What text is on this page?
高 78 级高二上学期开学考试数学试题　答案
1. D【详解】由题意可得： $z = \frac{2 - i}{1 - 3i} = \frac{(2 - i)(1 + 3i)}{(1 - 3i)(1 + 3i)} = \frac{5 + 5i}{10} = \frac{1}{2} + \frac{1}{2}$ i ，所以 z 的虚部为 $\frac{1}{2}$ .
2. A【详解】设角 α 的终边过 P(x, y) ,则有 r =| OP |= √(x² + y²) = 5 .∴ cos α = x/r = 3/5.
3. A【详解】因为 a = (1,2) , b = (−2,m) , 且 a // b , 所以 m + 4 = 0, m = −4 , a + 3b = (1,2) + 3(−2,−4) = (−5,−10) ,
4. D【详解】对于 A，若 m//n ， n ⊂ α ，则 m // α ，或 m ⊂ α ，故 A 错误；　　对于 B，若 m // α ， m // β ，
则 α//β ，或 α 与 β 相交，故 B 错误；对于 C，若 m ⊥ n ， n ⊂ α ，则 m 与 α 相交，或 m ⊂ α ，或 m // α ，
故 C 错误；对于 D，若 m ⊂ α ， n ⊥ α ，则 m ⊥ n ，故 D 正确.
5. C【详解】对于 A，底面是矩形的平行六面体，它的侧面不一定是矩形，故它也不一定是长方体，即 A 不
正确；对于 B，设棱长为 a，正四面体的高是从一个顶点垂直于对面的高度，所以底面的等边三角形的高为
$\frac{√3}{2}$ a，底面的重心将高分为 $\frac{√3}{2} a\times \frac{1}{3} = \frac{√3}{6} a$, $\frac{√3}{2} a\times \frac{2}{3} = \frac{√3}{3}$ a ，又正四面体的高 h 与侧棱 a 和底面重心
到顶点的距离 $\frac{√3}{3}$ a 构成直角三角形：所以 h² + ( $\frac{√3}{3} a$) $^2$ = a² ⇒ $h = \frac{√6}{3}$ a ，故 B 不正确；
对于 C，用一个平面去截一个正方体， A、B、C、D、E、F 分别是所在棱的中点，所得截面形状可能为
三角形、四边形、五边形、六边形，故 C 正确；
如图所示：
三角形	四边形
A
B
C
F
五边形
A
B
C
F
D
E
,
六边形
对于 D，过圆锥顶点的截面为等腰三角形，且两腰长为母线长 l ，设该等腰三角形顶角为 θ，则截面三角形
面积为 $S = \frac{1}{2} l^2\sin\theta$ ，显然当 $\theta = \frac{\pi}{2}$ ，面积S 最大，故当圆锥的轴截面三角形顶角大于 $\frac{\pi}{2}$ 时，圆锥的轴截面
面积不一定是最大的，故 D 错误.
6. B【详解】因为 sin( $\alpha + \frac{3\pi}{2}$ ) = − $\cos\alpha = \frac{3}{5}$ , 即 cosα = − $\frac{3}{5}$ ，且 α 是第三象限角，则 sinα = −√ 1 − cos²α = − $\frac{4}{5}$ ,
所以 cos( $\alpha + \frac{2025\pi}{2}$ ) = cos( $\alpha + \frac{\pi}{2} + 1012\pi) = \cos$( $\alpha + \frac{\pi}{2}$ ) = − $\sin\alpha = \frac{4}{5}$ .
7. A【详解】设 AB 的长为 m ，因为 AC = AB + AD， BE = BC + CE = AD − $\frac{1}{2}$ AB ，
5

§ **WRITTEN INSTRUCTION**: Reproduce every entry shown above, precisely as it stands.

§ **FINISHED TASK**:
What text is on this page?
高 78 级高二上学期开学考试数学试题　答案
1. D【详解】由题意可得： $z = \frac{2 - i}{1 - 3i} = \frac{(2 - i)(1 + 3i)}{(1 - 3i)(1 + 3i)} = \frac{5 + 5i}{10} = \frac{1}{2} + \frac{1}{2}$ i ，所以 z 的虚部为 $\frac{1}{2}$ .
2. A【详解】设角 α 的终边过 P(x, y) ,则有 r =| OP |= √(x² + y²) = 5 .∴ cos α = x/r = 3/5.
3. A【详解】因为 a = (1,2) , b = (−2,m) , 且 a // b , 所以 m + 4 = 0, m = −4 , a + 3b = (1,2) + 3(−2,−4) = (−5,−10) ,
4. D【详解】对于 A，若 m//n ， n ⊂ α ，则 m // α ，或 m ⊂ α ，故 A 错误；　　对于 B，若 m // α ， m // β ，
则 α//β ，或 α 与 β 相交，故 B 错误；对于 C，若 m ⊥ n ， n ⊂ α ，则 m 与 α 相交，或 m ⊂ α ，或 m // α ，
故 C 错误；对于 D，若 m ⊂ α ， n ⊥ α ，则 m ⊥ n ，故 D 正确.
5. C【详解】对于 A，底面是矩形的平行六面体，它的侧面不一定是矩形，故它也不一定是长方体，即 A 不
正确；对于 B，设棱长为 a，正四面体的高是从一个顶点垂直于对面的高度，所以底面的等边三角形的高为
$\frac{√3}{2}$ a，底面的重心将高分为 $\frac{√3}{2} a\times \frac{1}{3} = \frac{√3}{6} a$, $\frac{√3}{2} a\times \frac{2}{3} = \frac{√3}{3}$ a ，又正四面体的高 h 与侧棱 a 和底面重心
到顶点的距离 $\frac{√3}{3}$ a 构成直角三角形：所以 h² + ( $\frac{√3}{3} a$) $^2$ = a² ⇒ $h = \frac{√6}{3}$ a ，故 B 不正确；
对于 C，用一个平面去截一个正方体， A、B、C、D、E、F 分别是所在棱的中点，所得截面形状可能为
三角形、四边形、五边形、六边形，故 C 正确；
如图所示：
三角形	四边形
A
B
C
F
五边形
A
B
C
F
D
E
,
六边形
对于 D，过圆锥顶点的截面为等腰三角形，且两腰长为母线长 l ，设该等腰三角形顶角为 θ，则截面三角形
面积为 $S = \frac{1}{2} l^2\sin\theta$ ，显然当 $\theta = \frac{\pi}{2}$ ，面积S 最大，故当圆锥的轴截面三角形顶角大于 $\frac{\pi}{2}$ 时，圆锥的轴截面
面积不一定是最大的，故 D 错误.
6. B【详解】因为 sin( $\alpha + \frac{3\pi}{2}$ ) = − $\cos\alpha = \frac{3}{5}$ , 即 cosα = − $\frac{3}{5}$ ，且 α 是第三象限角，则 sinα = −√ 1 − cos²α = − $\frac{4}{5}$ ,
所以 cos( $\alpha + \frac{2025\pi}{2}$ ) = cos( $\alpha + \frac{\pi}{2} + 1012\pi) = \cos$( $\alpha + \frac{\pi}{2}$ ) = − $\sin\alpha = \frac{4}{5}$ .
7. A【详解】设 AB 的长为 m ，因为 AC = AB + AD， BE = BC + CE = AD − $\frac{1}{2}$ AB ，
5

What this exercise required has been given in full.